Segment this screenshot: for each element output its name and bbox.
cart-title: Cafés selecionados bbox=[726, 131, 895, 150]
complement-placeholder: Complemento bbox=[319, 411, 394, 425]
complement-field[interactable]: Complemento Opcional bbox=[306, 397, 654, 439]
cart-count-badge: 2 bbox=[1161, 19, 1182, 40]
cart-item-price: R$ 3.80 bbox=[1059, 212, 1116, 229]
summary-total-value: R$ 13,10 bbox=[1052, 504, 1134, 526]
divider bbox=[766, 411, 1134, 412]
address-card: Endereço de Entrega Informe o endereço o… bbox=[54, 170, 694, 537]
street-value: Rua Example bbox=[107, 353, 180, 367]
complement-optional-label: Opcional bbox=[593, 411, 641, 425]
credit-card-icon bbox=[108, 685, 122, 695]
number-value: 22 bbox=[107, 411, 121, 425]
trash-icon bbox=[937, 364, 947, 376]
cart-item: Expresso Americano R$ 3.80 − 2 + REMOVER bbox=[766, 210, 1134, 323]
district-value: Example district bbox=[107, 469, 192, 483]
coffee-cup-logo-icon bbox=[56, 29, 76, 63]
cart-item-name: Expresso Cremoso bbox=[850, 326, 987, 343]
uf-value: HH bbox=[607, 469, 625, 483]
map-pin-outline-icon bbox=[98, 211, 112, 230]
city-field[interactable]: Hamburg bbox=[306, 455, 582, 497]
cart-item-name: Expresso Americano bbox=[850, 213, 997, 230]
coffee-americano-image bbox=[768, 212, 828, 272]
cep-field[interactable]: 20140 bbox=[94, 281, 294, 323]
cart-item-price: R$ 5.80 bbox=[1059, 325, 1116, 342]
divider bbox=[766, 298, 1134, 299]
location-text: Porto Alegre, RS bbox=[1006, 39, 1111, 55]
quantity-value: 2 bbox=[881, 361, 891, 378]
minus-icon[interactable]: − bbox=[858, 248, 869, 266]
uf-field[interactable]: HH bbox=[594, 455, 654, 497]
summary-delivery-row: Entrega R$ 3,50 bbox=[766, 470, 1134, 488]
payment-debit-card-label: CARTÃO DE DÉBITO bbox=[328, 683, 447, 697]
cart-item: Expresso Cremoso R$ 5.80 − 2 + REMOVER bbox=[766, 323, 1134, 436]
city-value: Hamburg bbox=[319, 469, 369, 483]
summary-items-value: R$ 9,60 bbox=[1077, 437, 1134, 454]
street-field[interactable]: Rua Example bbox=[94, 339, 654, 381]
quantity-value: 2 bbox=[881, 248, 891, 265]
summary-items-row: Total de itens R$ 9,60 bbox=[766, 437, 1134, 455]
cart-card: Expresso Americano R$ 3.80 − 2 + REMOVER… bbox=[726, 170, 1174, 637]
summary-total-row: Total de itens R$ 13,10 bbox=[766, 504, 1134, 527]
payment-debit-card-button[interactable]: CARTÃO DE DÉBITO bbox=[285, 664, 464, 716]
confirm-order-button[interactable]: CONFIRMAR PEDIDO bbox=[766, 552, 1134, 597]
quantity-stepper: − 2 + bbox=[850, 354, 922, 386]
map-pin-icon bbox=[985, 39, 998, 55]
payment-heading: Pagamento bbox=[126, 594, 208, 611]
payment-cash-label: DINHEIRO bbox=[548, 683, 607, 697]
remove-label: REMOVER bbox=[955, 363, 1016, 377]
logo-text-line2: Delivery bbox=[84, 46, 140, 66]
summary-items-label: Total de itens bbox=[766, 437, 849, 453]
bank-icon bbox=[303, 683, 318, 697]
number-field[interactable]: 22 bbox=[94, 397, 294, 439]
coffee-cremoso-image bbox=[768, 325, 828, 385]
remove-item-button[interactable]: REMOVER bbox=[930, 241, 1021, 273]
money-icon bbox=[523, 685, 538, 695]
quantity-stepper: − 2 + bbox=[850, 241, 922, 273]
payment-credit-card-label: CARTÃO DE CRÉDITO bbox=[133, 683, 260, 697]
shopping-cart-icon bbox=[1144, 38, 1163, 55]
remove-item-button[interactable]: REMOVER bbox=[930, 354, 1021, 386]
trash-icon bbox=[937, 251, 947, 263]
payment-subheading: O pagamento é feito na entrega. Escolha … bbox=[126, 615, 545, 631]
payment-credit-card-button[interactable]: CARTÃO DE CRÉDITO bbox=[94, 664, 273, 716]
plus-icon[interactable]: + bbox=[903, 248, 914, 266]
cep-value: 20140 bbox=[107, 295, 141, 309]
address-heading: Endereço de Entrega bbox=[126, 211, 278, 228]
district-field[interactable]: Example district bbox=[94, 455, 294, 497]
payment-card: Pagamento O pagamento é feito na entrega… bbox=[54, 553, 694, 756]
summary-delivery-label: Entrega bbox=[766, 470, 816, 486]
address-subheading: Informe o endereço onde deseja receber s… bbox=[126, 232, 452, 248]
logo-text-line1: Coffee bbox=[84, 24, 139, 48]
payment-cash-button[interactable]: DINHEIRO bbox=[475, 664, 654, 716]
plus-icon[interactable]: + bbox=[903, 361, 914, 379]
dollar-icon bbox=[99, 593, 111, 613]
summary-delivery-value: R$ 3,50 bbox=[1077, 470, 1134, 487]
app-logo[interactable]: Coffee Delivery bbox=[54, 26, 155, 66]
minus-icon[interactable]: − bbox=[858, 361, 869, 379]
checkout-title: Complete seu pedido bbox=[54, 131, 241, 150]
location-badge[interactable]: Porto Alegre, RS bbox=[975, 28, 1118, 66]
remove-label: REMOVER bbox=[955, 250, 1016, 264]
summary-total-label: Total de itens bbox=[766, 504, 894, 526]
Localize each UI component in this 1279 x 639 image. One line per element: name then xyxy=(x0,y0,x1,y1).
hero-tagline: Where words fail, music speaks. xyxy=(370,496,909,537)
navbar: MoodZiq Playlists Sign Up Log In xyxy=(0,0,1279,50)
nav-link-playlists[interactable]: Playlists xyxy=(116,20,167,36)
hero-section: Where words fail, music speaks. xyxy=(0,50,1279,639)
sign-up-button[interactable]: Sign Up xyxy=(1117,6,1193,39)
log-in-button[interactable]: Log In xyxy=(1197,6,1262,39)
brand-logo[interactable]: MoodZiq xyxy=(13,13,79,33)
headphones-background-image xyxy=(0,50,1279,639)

^^^^

Copy every line of the data above verbatim, without any changes.

Segment this screenshot: for each element output its name and bbox.
cart-title: Cafés selecionados bbox=[726, 131, 895, 150]
complement-placeholder: Complemento bbox=[319, 411, 394, 425]
complement-field[interactable]: Complemento Opcional bbox=[306, 397, 654, 439]
cart-count-badge: 2 bbox=[1161, 19, 1182, 40]
cart-item-price: R$ 3.80 bbox=[1059, 212, 1116, 229]
summary-total-value: R$ 13,10 bbox=[1052, 504, 1134, 526]
divider bbox=[766, 411, 1134, 412]
address-card: Endereço de Entrega Informe o endereço o… bbox=[54, 170, 694, 537]
street-value: Rua Example bbox=[107, 353, 180, 367]
complement-optional-label: Opcional bbox=[593, 411, 641, 425]
credit-card-icon bbox=[108, 685, 122, 695]
number-value: 22 bbox=[107, 411, 121, 425]
trash-icon bbox=[937, 364, 947, 376]
cart-item: Expresso Americano R$ 3.80 − 2 + REMOVER bbox=[766, 210, 1134, 323]
district-value: Example district bbox=[107, 469, 192, 483]
coffee-cup-logo-icon bbox=[56, 29, 76, 63]
cart-item-name: Expresso Cremoso bbox=[850, 326, 987, 343]
uf-value: HH bbox=[607, 469, 625, 483]
map-pin-outline-icon bbox=[98, 211, 112, 230]
city-field[interactable]: Hamburg bbox=[306, 455, 582, 497]
cart-item-name: Expresso Americano bbox=[850, 213, 997, 230]
coffee-americano-image bbox=[768, 212, 828, 272]
cep-field[interactable]: 20140 bbox=[94, 281, 294, 323]
cart-item-price: R$ 5.80 bbox=[1059, 325, 1116, 342]
divider bbox=[766, 298, 1134, 299]
location-text: Porto Alegre, RS bbox=[1006, 39, 1111, 55]
quantity-value: 2 bbox=[881, 361, 891, 378]
minus-icon[interactable]: − bbox=[858, 248, 869, 266]
uf-field[interactable]: HH bbox=[594, 455, 654, 497]
summary-delivery-row: Entrega R$ 3,50 bbox=[766, 470, 1134, 488]
payment-debit-card-label: CARTÃO DE DÉBITO bbox=[328, 683, 447, 697]
cart-item: Expresso Cremoso R$ 5.80 − 2 + REMOVER bbox=[766, 323, 1134, 436]
city-value: Hamburg bbox=[319, 469, 369, 483]
summary-items-value: R$ 9,60 bbox=[1077, 437, 1134, 454]
street-field[interactable]: Rua Example bbox=[94, 339, 654, 381]
quantity-value: 2 bbox=[881, 248, 891, 265]
summary-items-row: Total de itens R$ 9,60 bbox=[766, 437, 1134, 455]
cart-card: Expresso Americano R$ 3.80 − 2 + REMOVER… bbox=[726, 170, 1174, 637]
summary-total-row: Total de itens R$ 13,10 bbox=[766, 504, 1134, 527]
payment-debit-card-button[interactable]: CARTÃO DE DÉBITO bbox=[285, 664, 464, 716]
confirm-order-button[interactable]: CONFIRMAR PEDIDO bbox=[766, 552, 1134, 597]
quantity-stepper: − 2 + bbox=[850, 354, 922, 386]
map-pin-icon bbox=[985, 39, 998, 55]
payment-heading: Pagamento bbox=[126, 594, 208, 611]
payment-cash-label: DINHEIRO bbox=[548, 683, 607, 697]
remove-label: REMOVER bbox=[955, 363, 1016, 377]
logo-text-line2: Delivery bbox=[84, 46, 140, 66]
summary-items-label: Total de itens bbox=[766, 437, 849, 453]
bank-icon bbox=[303, 683, 318, 697]
number-field[interactable]: 22 bbox=[94, 397, 294, 439]
coffee-cremoso-image bbox=[768, 325, 828, 385]
remove-item-button[interactable]: REMOVER bbox=[930, 241, 1021, 273]
money-icon bbox=[523, 685, 538, 695]
quantity-stepper: − 2 + bbox=[850, 241, 922, 273]
payment-credit-card-label: CARTÃO DE CRÉDITO bbox=[133, 683, 260, 697]
shopping-cart-icon bbox=[1144, 38, 1163, 55]
remove-item-button[interactable]: REMOVER bbox=[930, 354, 1021, 386]
trash-icon bbox=[937, 251, 947, 263]
payment-subheading: O pagamento é feito na entrega. Escolha … bbox=[126, 615, 545, 631]
payment-credit-card-button[interactable]: CARTÃO DE CRÉDITO bbox=[94, 664, 273, 716]
plus-icon[interactable]: + bbox=[903, 248, 914, 266]
cep-value: 20140 bbox=[107, 295, 141, 309]
address-heading: Endereço de Entrega bbox=[126, 211, 278, 228]
district-field[interactable]: Example district bbox=[94, 455, 294, 497]
payment-card: Pagamento O pagamento é feito na entrega… bbox=[54, 553, 694, 756]
summary-delivery-label: Entrega bbox=[766, 470, 816, 486]
address-subheading: Informe o endereço onde deseja receber s… bbox=[126, 232, 452, 248]
logo-text-line1: Coffee bbox=[84, 24, 139, 48]
payment-cash-button[interactable]: DINHEIRO bbox=[475, 664, 654, 716]
plus-icon[interactable]: + bbox=[903, 361, 914, 379]
dollar-icon bbox=[99, 593, 111, 613]
summary-delivery-value: R$ 3,50 bbox=[1077, 470, 1134, 487]
app-logo[interactable]: Coffee Delivery bbox=[54, 26, 155, 66]
minus-icon[interactable]: − bbox=[858, 361, 869, 379]
checkout-title: Complete seu pedido bbox=[54, 131, 241, 150]
location-badge[interactable]: Porto Alegre, RS bbox=[975, 28, 1118, 66]
remove-label: REMOVER bbox=[955, 250, 1016, 264]
summary-total-label: Total de itens bbox=[766, 504, 894, 526]
Localize each UI component in this 1279 x 639 image. One line per element: name then xyxy=(x0,y0,x1,y1).
hero-tagline: Where words fail, music speaks. xyxy=(370,496,909,537)
navbar: MoodZiq Playlists Sign Up Log In xyxy=(0,0,1279,50)
nav-link-playlists[interactable]: Playlists xyxy=(116,20,167,36)
hero-section: Where words fail, music speaks. xyxy=(0,50,1279,639)
sign-up-button[interactable]: Sign Up xyxy=(1117,6,1193,39)
log-in-button[interactable]: Log In xyxy=(1197,6,1262,39)
brand-logo[interactable]: MoodZiq xyxy=(13,13,79,33)
headphones-background-image xyxy=(0,50,1279,639)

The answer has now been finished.